++++ Source excerpt

In August, rental first baseman Yonder Alonso was obtained from the A’s for youngster Boog Powell. Other newcomers included reliever Ryan Garton and catcher Mike Marjama from Tampa Bay in exchange for Anthony Misiewicz, Luis Rengifo, and minor-leaguer Osmy Gregorio.
On the final day of August, veteran starter Mike Leake was acquired from the Cardinals for minor-league infielder Rayder Ascanio. Leake, the eighth overall pick in 2009, was under contract through the 2020 season with a club option for 2021.
Deadline day record: 63-44
AL West race: 4 GB
AL Wild Card race: Second of two WC spots
The Mariners were dealt a significant blow when Canó was lost to the IL on May 14 and subsequently hit with an 80-game PED suspension. Perhaps losing the eight-time All-Star played a role in an early dive into the market with a familiar partner - the Rays.
On May 25, reliever Alex Colomé and veteran outfielder Denard Span were acquired from Tampa Bay for pitchers Andrew Moore and Tommy Romero. Colomé had two years of club control remaining, Span was a pending free agent.
In late July, the Mariners made more moves to shore up the bullpen and the outfield.
Seattle also added a pair of rental relievers. Minor-league infielder Ryan Costello and pitcher Chase De Jong were sent to the Twins in exchange for Zach Duke. Adam Warren arrived via a deal with the Yankees.

++++++++

### Directions:
**a.** According to the excerpt on the Mariners' trades, why did the team make more moves in late July?
**b.** In the excerpt on the Mariners' trades, which player was sent to the Cardinals in exchange for Mike Leake?

++++ Data shown

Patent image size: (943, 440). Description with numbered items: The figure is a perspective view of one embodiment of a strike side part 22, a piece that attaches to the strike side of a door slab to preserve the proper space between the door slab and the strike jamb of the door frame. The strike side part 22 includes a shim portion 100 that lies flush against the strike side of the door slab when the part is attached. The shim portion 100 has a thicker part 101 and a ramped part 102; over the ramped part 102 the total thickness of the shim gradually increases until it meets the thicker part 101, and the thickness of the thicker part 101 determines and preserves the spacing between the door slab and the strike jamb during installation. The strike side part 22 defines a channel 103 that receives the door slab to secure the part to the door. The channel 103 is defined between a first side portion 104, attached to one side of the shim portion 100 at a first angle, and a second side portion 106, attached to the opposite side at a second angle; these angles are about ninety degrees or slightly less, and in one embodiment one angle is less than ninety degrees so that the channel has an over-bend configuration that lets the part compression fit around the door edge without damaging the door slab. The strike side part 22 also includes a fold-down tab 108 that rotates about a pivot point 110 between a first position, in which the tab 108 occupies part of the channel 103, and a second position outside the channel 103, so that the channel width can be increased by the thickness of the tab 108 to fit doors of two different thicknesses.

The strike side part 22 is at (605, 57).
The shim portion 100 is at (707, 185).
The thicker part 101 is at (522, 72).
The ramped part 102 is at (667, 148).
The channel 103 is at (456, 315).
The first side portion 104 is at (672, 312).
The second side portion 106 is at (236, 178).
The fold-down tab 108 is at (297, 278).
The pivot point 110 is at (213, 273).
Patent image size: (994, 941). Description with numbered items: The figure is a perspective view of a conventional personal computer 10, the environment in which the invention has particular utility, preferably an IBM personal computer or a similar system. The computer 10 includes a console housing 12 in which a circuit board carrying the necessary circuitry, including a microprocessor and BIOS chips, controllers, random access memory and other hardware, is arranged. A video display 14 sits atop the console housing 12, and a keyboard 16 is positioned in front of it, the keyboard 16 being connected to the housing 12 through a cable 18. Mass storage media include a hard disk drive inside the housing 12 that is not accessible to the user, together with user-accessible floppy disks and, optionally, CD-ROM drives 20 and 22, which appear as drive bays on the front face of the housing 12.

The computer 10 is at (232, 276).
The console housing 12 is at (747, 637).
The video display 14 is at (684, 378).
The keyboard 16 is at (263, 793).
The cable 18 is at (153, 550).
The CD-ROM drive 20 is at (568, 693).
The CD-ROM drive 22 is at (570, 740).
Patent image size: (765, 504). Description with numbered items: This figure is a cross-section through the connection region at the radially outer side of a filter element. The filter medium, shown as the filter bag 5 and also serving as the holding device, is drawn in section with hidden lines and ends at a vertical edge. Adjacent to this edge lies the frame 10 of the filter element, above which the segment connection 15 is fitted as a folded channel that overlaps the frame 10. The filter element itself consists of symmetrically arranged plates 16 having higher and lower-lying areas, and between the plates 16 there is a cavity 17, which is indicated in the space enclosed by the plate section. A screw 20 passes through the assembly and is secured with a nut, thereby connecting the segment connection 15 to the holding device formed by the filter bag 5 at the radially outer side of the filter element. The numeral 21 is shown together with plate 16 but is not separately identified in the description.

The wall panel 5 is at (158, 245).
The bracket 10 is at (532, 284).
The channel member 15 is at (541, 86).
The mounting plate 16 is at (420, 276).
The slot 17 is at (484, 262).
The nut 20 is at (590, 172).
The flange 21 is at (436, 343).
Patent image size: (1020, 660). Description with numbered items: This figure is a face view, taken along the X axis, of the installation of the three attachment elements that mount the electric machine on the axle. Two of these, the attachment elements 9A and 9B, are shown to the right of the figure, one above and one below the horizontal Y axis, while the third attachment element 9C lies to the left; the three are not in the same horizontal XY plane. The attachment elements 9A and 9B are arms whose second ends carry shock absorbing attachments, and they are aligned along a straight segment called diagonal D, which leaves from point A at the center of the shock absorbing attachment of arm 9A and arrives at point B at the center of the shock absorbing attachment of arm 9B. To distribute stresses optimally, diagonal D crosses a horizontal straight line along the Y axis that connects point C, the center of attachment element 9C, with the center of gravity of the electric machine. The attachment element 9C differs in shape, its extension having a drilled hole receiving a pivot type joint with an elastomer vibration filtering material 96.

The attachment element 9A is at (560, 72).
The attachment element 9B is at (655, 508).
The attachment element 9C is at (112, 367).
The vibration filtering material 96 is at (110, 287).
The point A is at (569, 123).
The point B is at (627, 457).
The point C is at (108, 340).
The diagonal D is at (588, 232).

++++++++
++++ Data shown

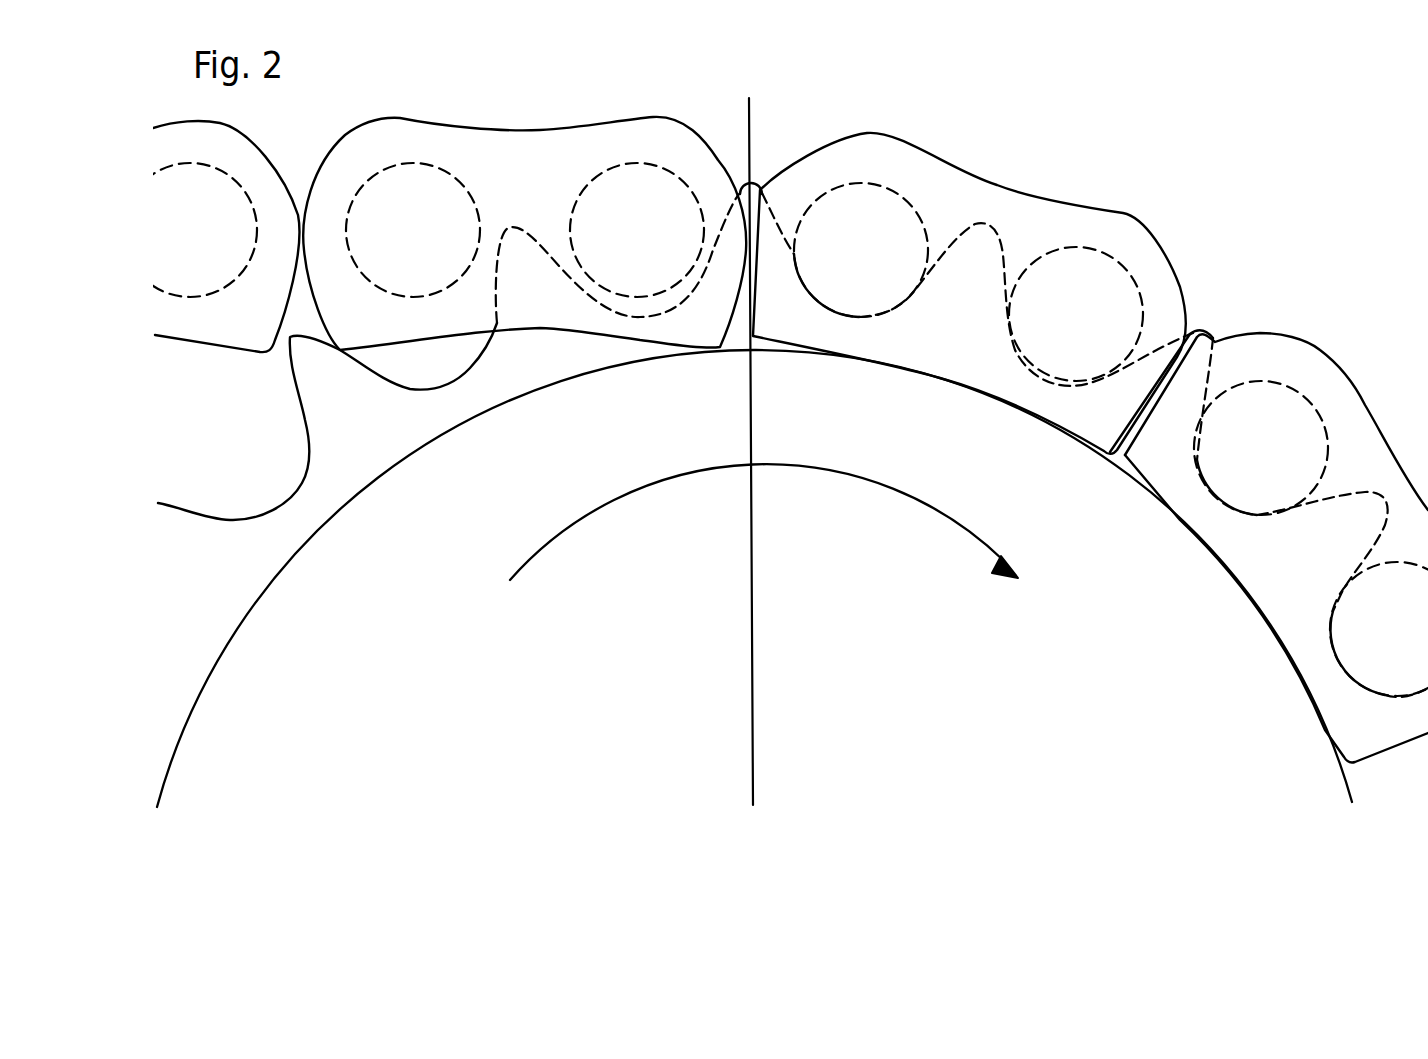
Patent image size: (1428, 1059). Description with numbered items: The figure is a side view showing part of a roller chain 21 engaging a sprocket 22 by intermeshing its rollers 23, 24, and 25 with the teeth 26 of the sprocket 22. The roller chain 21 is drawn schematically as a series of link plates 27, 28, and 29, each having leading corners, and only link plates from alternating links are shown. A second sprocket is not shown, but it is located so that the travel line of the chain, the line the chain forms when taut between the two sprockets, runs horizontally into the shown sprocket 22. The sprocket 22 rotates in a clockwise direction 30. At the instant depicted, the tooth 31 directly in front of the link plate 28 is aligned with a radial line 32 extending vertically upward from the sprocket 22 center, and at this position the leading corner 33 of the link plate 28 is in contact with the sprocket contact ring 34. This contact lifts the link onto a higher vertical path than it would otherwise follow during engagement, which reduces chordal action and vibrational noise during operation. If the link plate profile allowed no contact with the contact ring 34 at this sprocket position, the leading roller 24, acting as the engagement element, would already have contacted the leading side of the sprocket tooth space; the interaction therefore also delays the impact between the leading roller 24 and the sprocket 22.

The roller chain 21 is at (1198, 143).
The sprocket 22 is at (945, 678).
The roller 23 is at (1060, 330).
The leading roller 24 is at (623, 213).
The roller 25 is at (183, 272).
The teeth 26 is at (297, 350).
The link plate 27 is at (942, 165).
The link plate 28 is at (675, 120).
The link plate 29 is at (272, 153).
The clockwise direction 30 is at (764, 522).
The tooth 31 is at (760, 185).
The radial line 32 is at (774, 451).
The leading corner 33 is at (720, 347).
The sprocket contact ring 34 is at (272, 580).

++++++++

### Answers to each task:
**a.** The Mariners made those moves to shore up the bullpen and the outfield.

**b.** Minor-league infielder Rayder Ascanio.